**WHAT IS ASKED**
Your answer should be one number: the count of lines in these entries that hold the word "grid".

+++ ENTRIES SHOWN +++

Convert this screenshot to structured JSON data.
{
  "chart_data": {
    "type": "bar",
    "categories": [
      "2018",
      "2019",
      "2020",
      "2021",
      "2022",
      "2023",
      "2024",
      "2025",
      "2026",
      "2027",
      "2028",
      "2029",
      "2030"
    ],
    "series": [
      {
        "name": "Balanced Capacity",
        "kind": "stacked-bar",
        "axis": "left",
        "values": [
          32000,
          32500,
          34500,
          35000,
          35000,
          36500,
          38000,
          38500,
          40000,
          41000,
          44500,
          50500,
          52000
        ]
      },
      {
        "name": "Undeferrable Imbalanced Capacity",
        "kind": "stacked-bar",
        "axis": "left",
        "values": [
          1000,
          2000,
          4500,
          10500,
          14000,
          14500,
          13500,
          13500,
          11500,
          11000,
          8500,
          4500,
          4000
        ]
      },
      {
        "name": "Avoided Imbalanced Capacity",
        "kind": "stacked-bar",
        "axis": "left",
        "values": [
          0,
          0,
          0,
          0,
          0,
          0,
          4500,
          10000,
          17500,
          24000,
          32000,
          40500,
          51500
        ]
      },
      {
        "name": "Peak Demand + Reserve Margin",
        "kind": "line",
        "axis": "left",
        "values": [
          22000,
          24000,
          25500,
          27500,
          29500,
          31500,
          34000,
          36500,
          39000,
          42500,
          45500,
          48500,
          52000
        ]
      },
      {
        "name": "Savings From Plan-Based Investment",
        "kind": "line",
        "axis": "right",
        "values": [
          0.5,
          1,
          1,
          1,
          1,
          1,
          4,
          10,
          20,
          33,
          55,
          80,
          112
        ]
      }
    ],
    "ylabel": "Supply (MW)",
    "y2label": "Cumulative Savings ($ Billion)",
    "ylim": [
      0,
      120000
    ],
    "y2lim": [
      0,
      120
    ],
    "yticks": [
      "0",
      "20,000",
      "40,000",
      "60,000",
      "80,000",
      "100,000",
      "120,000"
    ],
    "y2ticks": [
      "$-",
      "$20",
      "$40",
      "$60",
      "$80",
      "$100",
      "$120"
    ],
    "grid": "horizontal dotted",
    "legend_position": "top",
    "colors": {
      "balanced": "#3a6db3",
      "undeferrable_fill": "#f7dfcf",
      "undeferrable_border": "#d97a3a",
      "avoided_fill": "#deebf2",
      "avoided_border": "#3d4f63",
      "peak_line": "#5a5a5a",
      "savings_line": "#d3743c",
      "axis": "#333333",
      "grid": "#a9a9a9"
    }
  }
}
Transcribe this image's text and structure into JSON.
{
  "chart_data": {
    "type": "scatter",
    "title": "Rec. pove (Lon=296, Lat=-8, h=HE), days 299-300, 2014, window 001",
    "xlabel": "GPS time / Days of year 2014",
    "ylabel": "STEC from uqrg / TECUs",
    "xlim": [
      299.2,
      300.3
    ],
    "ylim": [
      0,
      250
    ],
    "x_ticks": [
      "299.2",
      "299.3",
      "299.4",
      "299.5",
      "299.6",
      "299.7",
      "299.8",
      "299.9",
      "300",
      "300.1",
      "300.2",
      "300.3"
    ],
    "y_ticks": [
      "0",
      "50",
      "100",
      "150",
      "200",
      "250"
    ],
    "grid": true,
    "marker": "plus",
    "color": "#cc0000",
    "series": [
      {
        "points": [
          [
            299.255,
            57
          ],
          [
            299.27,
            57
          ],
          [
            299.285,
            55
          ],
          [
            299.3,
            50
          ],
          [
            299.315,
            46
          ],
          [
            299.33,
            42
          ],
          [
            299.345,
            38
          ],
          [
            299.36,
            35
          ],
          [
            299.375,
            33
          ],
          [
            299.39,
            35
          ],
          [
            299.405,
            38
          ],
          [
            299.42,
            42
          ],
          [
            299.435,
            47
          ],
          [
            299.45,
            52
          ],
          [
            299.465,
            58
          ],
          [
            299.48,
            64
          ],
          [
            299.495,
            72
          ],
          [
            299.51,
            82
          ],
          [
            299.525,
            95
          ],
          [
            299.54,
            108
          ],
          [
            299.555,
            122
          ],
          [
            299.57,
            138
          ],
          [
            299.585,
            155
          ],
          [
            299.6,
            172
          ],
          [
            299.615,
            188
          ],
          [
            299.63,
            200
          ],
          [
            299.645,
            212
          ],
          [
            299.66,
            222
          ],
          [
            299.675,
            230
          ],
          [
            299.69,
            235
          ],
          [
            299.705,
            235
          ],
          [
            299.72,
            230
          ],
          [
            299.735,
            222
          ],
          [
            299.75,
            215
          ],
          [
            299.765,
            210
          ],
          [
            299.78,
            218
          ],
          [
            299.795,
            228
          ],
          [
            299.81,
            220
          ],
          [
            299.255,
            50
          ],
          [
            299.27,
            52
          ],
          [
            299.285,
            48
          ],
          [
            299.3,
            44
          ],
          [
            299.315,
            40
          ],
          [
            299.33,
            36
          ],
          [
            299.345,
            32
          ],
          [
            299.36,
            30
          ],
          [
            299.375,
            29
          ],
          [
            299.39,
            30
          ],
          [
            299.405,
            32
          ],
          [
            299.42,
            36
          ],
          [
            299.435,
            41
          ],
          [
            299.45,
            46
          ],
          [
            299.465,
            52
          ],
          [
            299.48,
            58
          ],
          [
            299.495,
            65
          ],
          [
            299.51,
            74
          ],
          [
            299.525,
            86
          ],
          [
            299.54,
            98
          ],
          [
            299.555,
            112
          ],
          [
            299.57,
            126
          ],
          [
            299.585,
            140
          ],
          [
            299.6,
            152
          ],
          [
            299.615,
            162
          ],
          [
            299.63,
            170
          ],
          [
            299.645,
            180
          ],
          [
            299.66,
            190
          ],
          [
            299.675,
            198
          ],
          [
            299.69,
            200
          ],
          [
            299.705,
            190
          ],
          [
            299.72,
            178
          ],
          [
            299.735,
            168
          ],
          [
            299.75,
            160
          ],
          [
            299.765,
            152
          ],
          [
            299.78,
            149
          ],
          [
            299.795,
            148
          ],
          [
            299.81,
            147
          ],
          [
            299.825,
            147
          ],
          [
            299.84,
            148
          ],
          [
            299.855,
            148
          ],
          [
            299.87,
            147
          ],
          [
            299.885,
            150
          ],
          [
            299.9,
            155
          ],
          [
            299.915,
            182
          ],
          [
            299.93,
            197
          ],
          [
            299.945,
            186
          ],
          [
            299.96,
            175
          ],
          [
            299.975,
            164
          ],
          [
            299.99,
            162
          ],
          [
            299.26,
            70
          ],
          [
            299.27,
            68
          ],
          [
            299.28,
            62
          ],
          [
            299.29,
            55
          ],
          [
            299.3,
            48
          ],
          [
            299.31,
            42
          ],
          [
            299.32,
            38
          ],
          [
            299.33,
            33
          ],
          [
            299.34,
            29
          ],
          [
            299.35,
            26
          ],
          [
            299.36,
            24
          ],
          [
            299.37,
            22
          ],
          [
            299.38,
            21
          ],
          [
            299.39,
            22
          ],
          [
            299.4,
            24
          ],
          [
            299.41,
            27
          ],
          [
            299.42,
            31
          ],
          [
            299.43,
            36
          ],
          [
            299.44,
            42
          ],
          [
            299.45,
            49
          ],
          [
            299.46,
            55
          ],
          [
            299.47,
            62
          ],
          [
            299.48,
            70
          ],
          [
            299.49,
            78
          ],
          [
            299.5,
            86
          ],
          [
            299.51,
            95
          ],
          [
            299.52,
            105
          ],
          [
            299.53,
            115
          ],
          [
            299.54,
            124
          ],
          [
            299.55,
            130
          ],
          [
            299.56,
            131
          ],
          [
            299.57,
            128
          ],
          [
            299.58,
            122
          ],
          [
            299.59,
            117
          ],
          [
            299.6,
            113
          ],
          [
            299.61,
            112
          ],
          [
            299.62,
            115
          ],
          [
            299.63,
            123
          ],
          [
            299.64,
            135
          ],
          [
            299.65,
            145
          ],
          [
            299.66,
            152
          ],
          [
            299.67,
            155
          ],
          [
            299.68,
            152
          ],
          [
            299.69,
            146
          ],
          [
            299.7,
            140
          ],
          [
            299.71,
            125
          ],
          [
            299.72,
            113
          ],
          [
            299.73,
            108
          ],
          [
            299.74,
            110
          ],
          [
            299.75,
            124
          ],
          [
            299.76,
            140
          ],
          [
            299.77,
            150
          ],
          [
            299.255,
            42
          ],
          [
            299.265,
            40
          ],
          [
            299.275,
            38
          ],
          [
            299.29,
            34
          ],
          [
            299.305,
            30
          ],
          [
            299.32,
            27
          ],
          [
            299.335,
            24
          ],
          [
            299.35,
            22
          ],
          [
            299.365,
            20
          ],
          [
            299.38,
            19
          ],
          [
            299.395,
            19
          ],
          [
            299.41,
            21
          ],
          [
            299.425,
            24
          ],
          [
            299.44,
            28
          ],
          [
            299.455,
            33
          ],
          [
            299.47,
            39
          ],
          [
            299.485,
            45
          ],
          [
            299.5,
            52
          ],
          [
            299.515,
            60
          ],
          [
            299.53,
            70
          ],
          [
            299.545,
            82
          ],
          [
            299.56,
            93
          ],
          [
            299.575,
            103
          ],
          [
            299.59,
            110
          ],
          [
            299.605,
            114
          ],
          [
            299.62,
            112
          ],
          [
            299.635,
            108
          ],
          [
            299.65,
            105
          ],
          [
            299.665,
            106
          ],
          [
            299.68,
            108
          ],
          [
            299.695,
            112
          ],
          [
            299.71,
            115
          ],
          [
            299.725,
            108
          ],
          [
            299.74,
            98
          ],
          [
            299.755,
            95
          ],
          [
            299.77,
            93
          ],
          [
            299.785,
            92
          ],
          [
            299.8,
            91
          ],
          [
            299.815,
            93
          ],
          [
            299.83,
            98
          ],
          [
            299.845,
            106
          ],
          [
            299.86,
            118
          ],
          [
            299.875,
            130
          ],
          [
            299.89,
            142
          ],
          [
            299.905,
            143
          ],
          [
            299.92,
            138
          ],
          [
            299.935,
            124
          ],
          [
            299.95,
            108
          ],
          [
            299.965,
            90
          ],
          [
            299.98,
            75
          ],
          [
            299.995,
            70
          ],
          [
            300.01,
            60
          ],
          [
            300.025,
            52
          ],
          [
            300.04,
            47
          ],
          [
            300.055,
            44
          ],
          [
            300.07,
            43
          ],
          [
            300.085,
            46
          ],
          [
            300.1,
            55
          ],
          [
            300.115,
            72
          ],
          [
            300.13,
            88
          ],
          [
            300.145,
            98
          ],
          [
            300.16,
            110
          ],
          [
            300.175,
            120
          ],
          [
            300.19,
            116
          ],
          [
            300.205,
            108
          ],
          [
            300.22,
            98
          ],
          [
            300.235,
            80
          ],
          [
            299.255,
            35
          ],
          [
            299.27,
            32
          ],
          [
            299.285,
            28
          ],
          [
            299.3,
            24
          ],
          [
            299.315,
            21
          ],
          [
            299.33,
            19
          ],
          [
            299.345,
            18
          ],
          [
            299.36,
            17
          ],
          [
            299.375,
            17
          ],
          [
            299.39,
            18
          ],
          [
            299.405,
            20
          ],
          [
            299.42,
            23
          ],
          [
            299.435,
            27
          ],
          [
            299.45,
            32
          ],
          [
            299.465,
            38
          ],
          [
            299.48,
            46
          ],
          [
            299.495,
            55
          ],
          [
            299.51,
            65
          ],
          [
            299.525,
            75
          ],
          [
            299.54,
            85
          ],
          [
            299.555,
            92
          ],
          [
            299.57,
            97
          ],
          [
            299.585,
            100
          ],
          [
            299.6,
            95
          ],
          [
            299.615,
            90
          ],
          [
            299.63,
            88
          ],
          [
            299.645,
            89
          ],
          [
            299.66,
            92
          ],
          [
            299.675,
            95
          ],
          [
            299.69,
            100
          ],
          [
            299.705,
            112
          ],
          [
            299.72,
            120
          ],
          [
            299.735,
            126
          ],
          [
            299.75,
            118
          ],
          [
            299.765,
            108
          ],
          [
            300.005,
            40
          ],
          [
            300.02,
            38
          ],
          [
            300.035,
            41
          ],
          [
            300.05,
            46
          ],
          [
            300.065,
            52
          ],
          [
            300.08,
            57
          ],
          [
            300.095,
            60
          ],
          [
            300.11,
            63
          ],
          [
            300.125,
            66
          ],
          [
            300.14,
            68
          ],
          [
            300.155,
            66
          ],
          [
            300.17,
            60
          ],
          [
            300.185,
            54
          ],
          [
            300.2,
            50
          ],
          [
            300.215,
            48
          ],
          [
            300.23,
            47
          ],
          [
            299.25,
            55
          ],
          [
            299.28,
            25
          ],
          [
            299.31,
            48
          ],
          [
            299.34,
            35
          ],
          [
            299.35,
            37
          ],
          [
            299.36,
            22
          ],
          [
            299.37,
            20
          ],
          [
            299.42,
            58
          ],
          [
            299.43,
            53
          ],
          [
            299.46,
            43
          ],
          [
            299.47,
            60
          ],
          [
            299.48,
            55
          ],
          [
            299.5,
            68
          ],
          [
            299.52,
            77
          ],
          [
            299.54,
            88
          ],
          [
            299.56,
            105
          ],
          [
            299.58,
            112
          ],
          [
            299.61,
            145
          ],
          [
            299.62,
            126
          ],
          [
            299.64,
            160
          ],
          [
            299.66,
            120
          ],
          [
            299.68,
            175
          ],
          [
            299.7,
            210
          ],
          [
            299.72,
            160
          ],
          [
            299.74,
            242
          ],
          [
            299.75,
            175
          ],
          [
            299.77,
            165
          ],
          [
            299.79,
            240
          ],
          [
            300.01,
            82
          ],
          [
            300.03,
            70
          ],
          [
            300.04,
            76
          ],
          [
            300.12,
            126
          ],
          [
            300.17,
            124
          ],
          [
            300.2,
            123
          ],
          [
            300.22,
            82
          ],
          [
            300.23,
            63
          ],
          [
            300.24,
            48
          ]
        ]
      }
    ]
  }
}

+++

**EXERCISE RESPONSE**
3